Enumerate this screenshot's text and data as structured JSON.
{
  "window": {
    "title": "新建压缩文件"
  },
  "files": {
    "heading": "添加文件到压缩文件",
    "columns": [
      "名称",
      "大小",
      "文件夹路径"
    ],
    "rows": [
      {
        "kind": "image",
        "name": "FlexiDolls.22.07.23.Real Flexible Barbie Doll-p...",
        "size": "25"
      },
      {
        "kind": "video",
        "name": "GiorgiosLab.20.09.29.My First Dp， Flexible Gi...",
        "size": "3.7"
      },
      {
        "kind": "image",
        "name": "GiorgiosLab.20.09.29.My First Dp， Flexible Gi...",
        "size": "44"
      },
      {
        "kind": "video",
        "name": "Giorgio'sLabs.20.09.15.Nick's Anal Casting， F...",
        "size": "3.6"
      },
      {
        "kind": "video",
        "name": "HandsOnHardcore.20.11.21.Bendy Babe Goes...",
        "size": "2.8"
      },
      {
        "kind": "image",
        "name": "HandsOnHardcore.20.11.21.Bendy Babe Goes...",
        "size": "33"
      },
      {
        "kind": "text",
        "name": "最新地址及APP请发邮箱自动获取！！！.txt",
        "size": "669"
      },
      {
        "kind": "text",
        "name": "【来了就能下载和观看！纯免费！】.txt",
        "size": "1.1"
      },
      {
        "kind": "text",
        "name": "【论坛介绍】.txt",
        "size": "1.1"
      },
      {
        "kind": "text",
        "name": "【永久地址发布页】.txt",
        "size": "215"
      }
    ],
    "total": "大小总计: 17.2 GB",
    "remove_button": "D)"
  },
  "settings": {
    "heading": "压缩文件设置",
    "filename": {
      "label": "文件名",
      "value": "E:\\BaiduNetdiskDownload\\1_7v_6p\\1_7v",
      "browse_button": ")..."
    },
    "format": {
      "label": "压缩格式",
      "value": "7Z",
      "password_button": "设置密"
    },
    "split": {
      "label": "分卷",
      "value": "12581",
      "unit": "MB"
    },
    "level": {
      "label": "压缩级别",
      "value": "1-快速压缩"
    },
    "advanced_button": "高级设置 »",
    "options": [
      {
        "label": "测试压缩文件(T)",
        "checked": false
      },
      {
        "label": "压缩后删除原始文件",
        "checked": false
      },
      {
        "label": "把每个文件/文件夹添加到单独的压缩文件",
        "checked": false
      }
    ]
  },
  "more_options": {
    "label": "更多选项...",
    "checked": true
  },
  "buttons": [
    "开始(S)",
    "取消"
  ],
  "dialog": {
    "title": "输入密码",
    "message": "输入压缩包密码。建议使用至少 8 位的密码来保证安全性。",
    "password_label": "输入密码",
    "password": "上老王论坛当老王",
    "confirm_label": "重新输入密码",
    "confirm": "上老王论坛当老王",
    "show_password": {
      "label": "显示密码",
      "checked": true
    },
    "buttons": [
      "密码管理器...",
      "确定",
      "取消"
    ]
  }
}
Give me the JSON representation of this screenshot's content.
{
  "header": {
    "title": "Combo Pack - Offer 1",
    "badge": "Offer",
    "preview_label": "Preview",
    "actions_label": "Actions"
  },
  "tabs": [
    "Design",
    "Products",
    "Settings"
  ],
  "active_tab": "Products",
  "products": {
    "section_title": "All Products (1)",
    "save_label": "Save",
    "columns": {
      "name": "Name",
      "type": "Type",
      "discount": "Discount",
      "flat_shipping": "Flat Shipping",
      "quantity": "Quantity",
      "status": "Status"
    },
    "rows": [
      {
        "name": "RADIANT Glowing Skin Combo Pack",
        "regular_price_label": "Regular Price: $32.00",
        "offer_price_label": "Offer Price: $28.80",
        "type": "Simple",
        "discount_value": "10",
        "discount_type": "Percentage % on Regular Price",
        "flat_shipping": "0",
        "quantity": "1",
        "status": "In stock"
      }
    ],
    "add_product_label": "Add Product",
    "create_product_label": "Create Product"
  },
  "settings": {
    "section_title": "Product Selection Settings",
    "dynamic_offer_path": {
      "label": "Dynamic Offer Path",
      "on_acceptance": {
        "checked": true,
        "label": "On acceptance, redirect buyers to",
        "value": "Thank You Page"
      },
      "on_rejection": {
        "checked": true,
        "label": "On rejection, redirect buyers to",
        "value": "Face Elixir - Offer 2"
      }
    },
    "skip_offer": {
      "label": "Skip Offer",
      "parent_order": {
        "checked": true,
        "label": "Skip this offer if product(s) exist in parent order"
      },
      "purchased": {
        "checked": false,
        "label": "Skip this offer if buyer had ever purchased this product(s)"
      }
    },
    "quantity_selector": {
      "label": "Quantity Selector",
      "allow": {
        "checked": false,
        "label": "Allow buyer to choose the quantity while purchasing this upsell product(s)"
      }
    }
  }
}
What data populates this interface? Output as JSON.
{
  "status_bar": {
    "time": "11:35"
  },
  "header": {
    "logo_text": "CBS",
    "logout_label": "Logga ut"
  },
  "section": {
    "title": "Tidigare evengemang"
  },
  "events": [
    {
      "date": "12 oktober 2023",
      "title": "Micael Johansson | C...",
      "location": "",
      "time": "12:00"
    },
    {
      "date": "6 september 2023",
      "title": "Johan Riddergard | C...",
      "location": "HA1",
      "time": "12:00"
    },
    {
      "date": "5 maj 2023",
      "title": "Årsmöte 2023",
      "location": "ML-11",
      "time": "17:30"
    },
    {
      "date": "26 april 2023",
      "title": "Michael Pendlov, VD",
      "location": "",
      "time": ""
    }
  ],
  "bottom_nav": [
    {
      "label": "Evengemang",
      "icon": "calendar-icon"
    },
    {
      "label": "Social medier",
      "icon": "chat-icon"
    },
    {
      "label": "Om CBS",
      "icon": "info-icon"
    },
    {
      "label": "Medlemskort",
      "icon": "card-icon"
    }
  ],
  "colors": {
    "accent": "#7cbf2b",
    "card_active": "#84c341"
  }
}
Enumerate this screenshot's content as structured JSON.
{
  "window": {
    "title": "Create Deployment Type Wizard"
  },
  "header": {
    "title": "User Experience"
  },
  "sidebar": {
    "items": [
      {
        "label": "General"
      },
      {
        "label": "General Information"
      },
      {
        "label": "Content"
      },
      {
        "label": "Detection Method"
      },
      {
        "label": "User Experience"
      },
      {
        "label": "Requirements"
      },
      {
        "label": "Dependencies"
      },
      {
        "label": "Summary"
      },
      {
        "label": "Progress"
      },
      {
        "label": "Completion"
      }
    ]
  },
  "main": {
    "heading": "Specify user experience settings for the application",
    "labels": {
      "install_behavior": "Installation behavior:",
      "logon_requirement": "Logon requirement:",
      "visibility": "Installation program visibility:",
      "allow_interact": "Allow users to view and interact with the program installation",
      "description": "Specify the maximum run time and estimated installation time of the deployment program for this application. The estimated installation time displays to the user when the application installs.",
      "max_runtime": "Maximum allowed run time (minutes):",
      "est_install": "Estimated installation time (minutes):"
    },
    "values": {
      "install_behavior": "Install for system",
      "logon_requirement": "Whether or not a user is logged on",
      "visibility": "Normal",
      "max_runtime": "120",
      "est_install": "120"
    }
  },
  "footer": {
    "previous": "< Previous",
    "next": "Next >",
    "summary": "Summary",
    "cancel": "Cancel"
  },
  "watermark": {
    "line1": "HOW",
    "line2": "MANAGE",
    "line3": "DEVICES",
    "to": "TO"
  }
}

**TASK:** Retype the whole listing above exactly.

**FINAL RESULT:**
Enumerate this screenshot's text and data as structured JSON.
{
  "window": {
    "title": "新建压缩文件"
  },
  "files": {
    "heading": "添加文件到压缩文件",
    "columns": [
      "名称",
      "大小",
      "文件夹路径"
    ],
    "rows": [
      {
        "kind": "image",
        "name": "FlexiDolls.22.07.23.Real Flexible Barbie Doll-p...",
        "size": "25"
      },
      {
        "kind": "video",
        "name": "GiorgiosLab.20.09.29.My First Dp， Flexible Gi...",
        "size": "3.7"
      },
      {
        "kind": "image",
        "name": "GiorgiosLab.20.09.29.My First Dp， Flexible Gi...",
        "size": "44"
      },
      {
        "kind": "video",
        "name": "Giorgio'sLabs.20.09.15.Nick's Anal Casting， F...",
        "size": "3.6"
      },
      {
        "kind": "video",
        "name": "HandsOnHardcore.20.11.21.Bendy Babe Goes...",
        "size": "2.8"
      },
      {
        "kind": "image",
        "name": "HandsOnHardcore.20.11.21.Bendy Babe Goes...",
        "size": "33"
      },
      {
        "kind": "text",
        "name": "最新地址及APP请发邮箱自动获取！！！.txt",
        "size": "669"
      },
      {
        "kind": "text",
        "name": "【来了就能下载和观看！纯免费！】.txt",
        "size": "1.1"
      },
      {
        "kind": "text",
        "name": "【论坛介绍】.txt",
        "size": "1.1"
      },
      {
        "kind": "text",
        "name": "【永久地址发布页】.txt",
        "size": "215"
      }
    ],
    "total": "大小总计: 17.2 GB",
    "remove_button": "D)"
  },
  "settings": {
    "heading": "压缩文件设置",
    "filename": {
      "label": "文件名",
      "value": "E:\\BaiduNetdiskDownload\\1_7v_6p\\1_7v",
      "browse_button": ")..."
    },
    "format": {
      "label": "压缩格式",
      "value": "7Z",
      "password_button": "设置密"
    },
    "split": {
      "label": "分卷",
      "value": "12581",
      "unit": "MB"
    },
    "level": {
      "label": "压缩级别",
      "value": "1-快速压缩"
    },
    "advanced_button": "高级设置 »",
    "options": [
      {
        "label": "测试压缩文件(T)",
        "checked": false
      },
      {
        "label": "压缩后删除原始文件",
        "checked": false
      },
      {
        "label": "把每个文件/文件夹添加到单独的压缩文件",
        "checked": false
      }
    ]
  },
  "more_options": {
    "label": "更多选项...",
    "checked": true
  },
  "buttons": [
    "开始(S)",
    "取消"
  ],
  "dialog": {
    "title": "输入密码",
    "message": "输入压缩包密码。建议使用至少 8 位的密码来保证安全性。",
    "password_label": "输入密码",
    "password": "上老王论坛当老王",
    "confirm_label": "重新输入密码",
    "confirm": "上老王论坛当老王",
    "show_password": {
      "label": "显示密码",
      "checked": true
    },
    "buttons": [
      "密码管理器...",
      "确定",
      "取消"
    ]
  }
}
Give me the JSON representation of this screenshot's content.
{
  "header": {
    "title": "Combo Pack - Offer 1",
    "badge": "Offer",
    "preview_label": "Preview",
    "actions_label": "Actions"
  },
  "tabs": [
    "Design",
    "Products",
    "Settings"
  ],
  "active_tab": "Products",
  "products": {
    "section_title": "All Products (1)",
    "save_label": "Save",
    "columns": {
      "name": "Name",
      "type": "Type",
      "discount": "Discount",
      "flat_shipping": "Flat Shipping",
      "quantity": "Quantity",
      "status": "Status"
    },
    "rows": [
      {
        "name": "RADIANT Glowing Skin Combo Pack",
        "regular_price_label": "Regular Price: $32.00",
        "offer_price_label": "Offer Price: $28.80",
        "type": "Simple",
        "discount_value": "10",
        "discount_type": "Percentage % on Regular Price",
        "flat_shipping": "0",
        "quantity": "1",
        "status": "In stock"
      }
    ],
    "add_product_label": "Add Product",
    "create_product_label": "Create Product"
  },
  "settings": {
    "section_title": "Product Selection Settings",
    "dynamic_offer_path": {
      "label": "Dynamic Offer Path",
      "on_acceptance": {
        "checked": true,
        "label": "On acceptance, redirect buyers to",
        "value": "Thank You Page"
      },
      "on_rejection": {
        "checked": true,
        "label": "On rejection, redirect buyers to",
        "value": "Face Elixir - Offer 2"
      }
    },
    "skip_offer": {
      "label": "Skip Offer",
      "parent_order": {
        "checked": true,
        "label": "Skip this offer if product(s) exist in parent order"
      },
      "purchased": {
        "checked": false,
        "label": "Skip this offer if buyer had ever purchased this product(s)"
      }
    },
    "quantity_selector": {
      "label": "Quantity Selector",
      "allow": {
        "checked": false,
        "label": "Allow buyer to choose the quantity while purchasing this upsell product(s)"
      }
    }
  }
}
What data populates this interface? Output as JSON.
{
  "status_bar": {
    "time": "11:35"
  },
  "header": {
    "logo_text": "CBS",
    "logout_label": "Logga ut"
  },
  "section": {
    "title": "Tidigare evengemang"
  },
  "events": [
    {
      "date": "12 oktober 2023",
      "title": "Micael Johansson | C...",
      "location": "",
      "time": "12:00"
    },
    {
      "date": "6 september 2023",
      "title": "Johan Riddergard | C...",
      "location": "HA1",
      "time": "12:00"
    },
    {
      "date": "5 maj 2023",
      "title": "Årsmöte 2023",
      "location": "ML-11",
      "time": "17:30"
    },
    {
      "date": "26 april 2023",
      "title": "Michael Pendlov, VD",
      "location": "",
      "time": ""
    }
  ],
  "bottom_nav": [
    {
      "label": "Evengemang",
      "icon": "calendar-icon"
    },
    {
      "label": "Social medier",
      "icon": "chat-icon"
    },
    {
      "label": "Om CBS",
      "icon": "info-icon"
    },
    {
      "label": "Medlemskort",
      "icon": "card-icon"
    }
  ],
  "colors": {
    "accent": "#7cbf2b",
    "card_active": "#84c341"
  }
}
Enumerate this screenshot's content as structured JSON.
{
  "window": {
    "title": "Create Deployment Type Wizard"
  },
  "header": {
    "title": "User Experience"
  },
  "sidebar": {
    "items": [
      {
        "label": "General"
      },
      {
        "label": "General Information"
      },
      {
        "label": "Content"
      },
      {
        "label": "Detection Method"
      },
      {
        "label": "User Experience"
      },
      {
        "label": "Requirements"
      },
      {
        "label": "Dependencies"
      },
      {
        "label": "Summary"
      },
      {
        "label": "Progress"
      },
      {
        "label": "Completion"
      }
    ]
  },
  "main": {
    "heading": "Specify user experience settings for the application",
    "labels": {
      "install_behavior": "Installation behavior:",
      "logon_requirement": "Logon requirement:",
      "visibility": "Installation program visibility:",
      "allow_interact": "Allow users to view and interact with the program installation",
      "description": "Specify the maximum run time and estimated installation time of the deployment program for this application. The estimated installation time displays to the user when the application installs.",
      "max_runtime": "Maximum allowed run time (minutes):",
      "est_install": "Estimated installation time (minutes):"
    },
    "values": {
      "install_behavior": "Install for system",
      "logon_requirement": "Whether or not a user is logged on",
      "visibility": "Normal",
      "max_runtime": "120",
      "est_install": "120"
    }
  },
  "footer": {
    "previous": "< Previous",
    "next": "Next >",
    "summary": "Summary",
    "cancel": "Cancel"
  },
  "watermark": {
    "line1": "HOW",
    "line2": "MANAGE",
    "line3": "DEVICES",
    "to": "TO"
  }
}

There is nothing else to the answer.